Dataset items
— BEGIN —
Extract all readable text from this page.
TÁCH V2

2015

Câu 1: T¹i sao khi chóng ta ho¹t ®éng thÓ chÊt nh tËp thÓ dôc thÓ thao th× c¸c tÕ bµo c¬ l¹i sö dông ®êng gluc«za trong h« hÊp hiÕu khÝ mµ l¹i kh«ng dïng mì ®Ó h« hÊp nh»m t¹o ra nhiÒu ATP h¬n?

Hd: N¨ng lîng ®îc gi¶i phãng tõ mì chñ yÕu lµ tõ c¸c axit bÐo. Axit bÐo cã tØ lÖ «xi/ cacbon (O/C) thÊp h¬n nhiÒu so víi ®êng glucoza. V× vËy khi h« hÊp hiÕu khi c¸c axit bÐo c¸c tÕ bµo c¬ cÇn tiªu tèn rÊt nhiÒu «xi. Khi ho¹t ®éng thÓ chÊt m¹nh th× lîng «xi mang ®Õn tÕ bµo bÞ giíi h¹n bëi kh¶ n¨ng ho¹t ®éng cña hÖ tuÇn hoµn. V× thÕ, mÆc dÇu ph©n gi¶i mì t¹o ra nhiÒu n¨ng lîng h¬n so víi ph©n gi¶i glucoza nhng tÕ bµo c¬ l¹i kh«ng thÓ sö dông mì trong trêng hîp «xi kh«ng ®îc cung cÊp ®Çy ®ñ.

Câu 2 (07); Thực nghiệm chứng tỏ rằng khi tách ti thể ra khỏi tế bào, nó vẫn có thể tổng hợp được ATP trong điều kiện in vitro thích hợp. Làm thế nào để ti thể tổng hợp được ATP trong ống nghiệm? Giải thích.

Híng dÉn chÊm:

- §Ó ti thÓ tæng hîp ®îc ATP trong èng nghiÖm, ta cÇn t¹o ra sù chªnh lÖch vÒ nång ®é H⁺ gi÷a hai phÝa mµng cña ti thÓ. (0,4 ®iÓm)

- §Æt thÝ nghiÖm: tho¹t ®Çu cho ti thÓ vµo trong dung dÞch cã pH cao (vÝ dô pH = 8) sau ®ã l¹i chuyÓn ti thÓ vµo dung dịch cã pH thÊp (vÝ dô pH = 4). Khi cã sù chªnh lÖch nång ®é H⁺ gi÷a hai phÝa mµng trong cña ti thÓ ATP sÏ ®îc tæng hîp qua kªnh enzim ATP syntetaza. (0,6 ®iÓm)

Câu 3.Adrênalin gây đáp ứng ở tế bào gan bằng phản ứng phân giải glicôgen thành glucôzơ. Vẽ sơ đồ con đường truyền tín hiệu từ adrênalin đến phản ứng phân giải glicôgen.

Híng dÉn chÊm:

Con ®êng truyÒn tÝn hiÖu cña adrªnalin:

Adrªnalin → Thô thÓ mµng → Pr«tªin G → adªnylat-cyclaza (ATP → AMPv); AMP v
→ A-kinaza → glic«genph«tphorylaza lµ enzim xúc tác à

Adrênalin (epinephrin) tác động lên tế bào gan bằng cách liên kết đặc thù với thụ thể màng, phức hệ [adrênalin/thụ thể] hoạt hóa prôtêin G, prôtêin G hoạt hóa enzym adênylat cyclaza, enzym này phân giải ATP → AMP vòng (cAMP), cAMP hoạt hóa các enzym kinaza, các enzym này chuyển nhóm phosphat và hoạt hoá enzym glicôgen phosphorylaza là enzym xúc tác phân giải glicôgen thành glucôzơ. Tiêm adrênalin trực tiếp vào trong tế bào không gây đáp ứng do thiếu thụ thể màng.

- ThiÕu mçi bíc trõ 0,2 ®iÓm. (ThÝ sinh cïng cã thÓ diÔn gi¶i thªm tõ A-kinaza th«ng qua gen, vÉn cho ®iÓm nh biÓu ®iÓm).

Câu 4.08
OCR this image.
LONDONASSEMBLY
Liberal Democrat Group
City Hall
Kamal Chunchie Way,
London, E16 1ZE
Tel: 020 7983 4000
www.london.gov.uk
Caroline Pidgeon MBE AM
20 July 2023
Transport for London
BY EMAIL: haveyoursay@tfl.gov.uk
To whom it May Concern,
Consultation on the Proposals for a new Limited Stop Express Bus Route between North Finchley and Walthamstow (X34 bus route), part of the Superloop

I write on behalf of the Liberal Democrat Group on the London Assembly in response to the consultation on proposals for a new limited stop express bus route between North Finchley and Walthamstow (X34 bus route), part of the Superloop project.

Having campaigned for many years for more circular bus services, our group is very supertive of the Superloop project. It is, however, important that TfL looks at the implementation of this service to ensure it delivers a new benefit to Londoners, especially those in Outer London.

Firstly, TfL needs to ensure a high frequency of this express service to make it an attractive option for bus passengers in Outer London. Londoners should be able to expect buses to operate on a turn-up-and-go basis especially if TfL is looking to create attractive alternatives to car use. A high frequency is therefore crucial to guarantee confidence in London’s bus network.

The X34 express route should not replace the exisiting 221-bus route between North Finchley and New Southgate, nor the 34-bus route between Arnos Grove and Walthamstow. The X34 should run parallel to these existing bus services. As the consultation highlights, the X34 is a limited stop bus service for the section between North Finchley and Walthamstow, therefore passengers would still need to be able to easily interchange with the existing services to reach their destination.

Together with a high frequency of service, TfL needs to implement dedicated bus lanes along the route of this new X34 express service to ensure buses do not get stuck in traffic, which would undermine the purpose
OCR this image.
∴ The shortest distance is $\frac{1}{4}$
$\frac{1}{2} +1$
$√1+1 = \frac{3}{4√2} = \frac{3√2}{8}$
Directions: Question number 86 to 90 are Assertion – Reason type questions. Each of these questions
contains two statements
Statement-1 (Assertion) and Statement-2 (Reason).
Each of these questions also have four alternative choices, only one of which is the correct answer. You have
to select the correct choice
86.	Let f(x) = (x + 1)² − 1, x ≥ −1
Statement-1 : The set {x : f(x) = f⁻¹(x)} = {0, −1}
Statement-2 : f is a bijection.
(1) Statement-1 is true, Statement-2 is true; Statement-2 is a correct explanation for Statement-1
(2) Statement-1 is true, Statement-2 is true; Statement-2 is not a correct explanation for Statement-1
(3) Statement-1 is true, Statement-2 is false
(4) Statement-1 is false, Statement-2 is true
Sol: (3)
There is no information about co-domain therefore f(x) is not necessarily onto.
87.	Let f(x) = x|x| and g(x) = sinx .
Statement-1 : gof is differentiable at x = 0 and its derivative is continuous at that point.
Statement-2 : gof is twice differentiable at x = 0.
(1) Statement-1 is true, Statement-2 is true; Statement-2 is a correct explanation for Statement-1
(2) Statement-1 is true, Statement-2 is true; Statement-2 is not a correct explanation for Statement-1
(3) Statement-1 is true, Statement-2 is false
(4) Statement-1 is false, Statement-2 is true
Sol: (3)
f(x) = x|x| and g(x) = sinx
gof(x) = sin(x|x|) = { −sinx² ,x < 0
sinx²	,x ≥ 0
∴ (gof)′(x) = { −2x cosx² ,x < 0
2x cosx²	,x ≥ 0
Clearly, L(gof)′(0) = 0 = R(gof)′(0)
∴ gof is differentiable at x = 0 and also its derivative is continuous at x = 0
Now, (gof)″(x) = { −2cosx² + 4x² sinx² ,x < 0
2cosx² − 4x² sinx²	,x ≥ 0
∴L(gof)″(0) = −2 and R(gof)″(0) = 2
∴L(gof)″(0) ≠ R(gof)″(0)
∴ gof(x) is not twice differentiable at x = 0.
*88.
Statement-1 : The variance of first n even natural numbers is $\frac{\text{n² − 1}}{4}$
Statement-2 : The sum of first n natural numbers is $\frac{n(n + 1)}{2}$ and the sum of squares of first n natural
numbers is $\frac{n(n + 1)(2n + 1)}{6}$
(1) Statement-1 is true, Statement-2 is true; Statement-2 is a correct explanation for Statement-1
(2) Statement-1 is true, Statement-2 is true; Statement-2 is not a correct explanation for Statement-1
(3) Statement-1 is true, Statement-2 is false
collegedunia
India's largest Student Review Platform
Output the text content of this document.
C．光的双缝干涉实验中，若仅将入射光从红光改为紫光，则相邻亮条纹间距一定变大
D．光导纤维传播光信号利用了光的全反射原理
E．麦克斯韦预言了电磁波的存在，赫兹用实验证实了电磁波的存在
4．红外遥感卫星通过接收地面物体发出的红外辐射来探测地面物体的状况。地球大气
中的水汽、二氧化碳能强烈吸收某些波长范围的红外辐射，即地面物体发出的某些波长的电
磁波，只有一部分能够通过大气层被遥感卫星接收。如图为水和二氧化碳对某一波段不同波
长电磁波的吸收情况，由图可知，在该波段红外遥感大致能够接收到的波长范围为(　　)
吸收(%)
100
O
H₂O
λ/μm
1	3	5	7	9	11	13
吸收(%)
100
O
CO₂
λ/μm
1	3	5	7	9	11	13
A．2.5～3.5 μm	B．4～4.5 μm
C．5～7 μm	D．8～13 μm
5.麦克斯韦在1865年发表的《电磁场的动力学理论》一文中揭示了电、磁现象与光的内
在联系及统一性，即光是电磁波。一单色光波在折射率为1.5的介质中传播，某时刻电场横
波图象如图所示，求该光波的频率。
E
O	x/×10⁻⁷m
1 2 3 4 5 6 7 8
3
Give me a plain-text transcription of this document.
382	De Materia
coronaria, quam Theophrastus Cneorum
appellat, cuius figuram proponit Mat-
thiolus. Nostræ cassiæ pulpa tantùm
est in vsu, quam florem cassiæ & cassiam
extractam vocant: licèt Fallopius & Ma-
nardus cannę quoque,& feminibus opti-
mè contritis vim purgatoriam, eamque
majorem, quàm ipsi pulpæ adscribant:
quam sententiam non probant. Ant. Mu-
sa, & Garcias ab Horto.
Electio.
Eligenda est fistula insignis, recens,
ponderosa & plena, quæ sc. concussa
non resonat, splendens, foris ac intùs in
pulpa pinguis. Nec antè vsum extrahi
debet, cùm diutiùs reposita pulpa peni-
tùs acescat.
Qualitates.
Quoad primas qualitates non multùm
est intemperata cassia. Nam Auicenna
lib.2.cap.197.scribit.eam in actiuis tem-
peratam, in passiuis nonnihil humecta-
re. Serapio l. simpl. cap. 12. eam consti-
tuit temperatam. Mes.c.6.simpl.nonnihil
— END —
*EXERCISE GOAL*.
State the number of lines above that hold the string "chÊt", with nothing added.

*WRITTEN REPLY*.
2